• RECORDS SHOWN
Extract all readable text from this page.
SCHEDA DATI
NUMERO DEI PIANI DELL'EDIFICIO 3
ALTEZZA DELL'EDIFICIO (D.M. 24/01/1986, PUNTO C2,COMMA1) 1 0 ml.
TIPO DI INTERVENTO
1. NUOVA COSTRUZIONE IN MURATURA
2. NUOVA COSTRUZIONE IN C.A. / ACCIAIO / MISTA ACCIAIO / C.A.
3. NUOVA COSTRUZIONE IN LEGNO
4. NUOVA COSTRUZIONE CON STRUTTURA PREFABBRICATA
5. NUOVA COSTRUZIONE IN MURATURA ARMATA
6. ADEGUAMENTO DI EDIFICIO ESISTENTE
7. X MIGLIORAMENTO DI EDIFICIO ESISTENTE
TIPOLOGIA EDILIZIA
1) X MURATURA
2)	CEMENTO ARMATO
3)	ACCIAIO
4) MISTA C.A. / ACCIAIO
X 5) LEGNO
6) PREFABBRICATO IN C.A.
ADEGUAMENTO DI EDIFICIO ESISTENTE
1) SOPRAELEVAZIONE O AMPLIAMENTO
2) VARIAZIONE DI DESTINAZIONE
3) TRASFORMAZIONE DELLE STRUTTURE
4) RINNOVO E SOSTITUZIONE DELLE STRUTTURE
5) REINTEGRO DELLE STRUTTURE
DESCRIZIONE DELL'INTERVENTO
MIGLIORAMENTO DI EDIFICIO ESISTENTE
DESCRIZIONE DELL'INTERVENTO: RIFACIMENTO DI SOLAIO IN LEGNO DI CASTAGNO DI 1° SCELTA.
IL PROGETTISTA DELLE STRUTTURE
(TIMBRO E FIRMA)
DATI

• EXERCISE REQUIREMENTS
Review the material and copy each line in which the word "LEGNO" appears.

• WRITTEN RESPONSE
3. NUOVA COSTRUZIONE IN LEGNO
X 5) LEGNO
DESCRIZIONE DELL'INTERVENTO: RIFACIMENTO DI SOLAIO IN LEGNO DI CASTAGNO DI 1° SCELTA.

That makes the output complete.